:: INFORMATION PROVIDED ::

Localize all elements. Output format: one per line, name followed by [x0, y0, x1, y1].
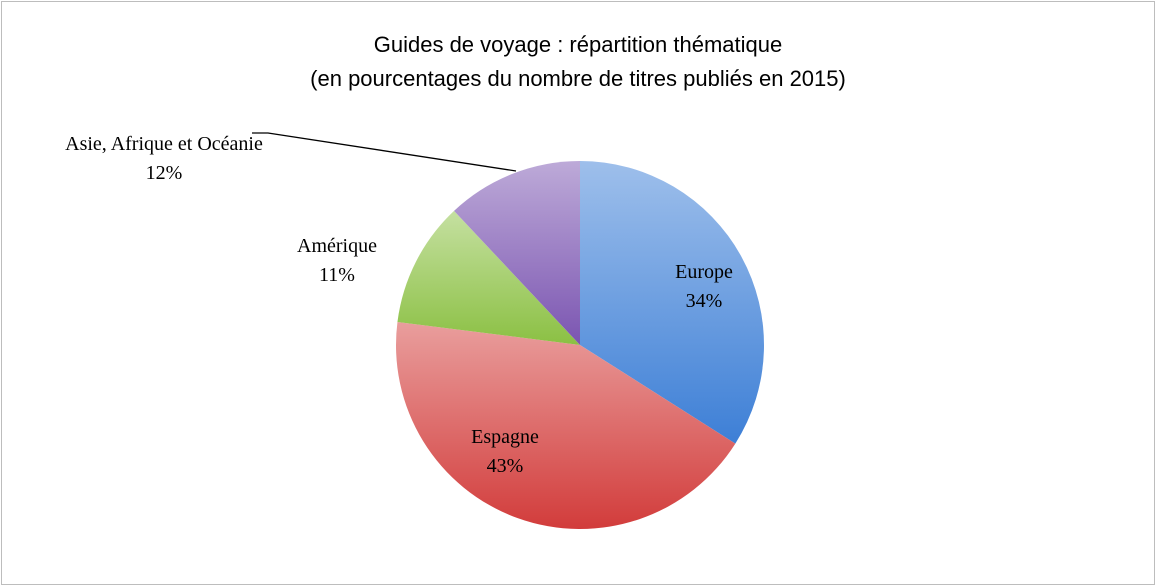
pie-slice — [454, 161, 580, 345]
slice-label-value: 43% — [486, 455, 524, 477]
chart-title: Guides de voyage : répartition thématiqu… — [373, 32, 783, 57]
slice-label: Amérique 11% — [257, 232, 417, 290]
leader-line — [252, 132, 517, 172]
slice-label-value: 34% — [685, 290, 723, 312]
pie-slice — [396, 321, 736, 530]
slice-label-value: 11% — [319, 264, 355, 286]
chart-subtitle: (en pourcentages du nombre de titres pub… — [310, 66, 846, 91]
pie-slice — [580, 161, 765, 444]
slice-label-name: Amérique — [297, 235, 377, 257]
slice-label: Asie, Afrique et Océanie 12% — [54, 130, 274, 188]
slice-label-name: Espagne — [471, 426, 539, 448]
pie-slice — [397, 210, 580, 345]
slice-label-value: 12% — [145, 162, 183, 184]
slice-label: Europe 34% — [624, 258, 784, 316]
slice-label-name: Europe — [675, 261, 733, 283]
slice-label: Espagne 43% — [425, 423, 585, 481]
slice-label-name: Asie, Afrique et Océanie — [65, 133, 263, 155]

:: SET TASK ::
Identify every line above that contains the word "name", and copy each one in full. Case counts.

:: COMPLETE ANSWER ::
Localize all elements. Output format: one per line, name followed by [x0, y0, x1, y1].
slice-label-name: Amérique — [297, 235, 377, 257]
slice-label-name: Espagne — [471, 426, 539, 448]
slice-label-name: Europe — [675, 261, 733, 283]
slice-label-name: Asie, Afrique et Océanie — [65, 133, 263, 155]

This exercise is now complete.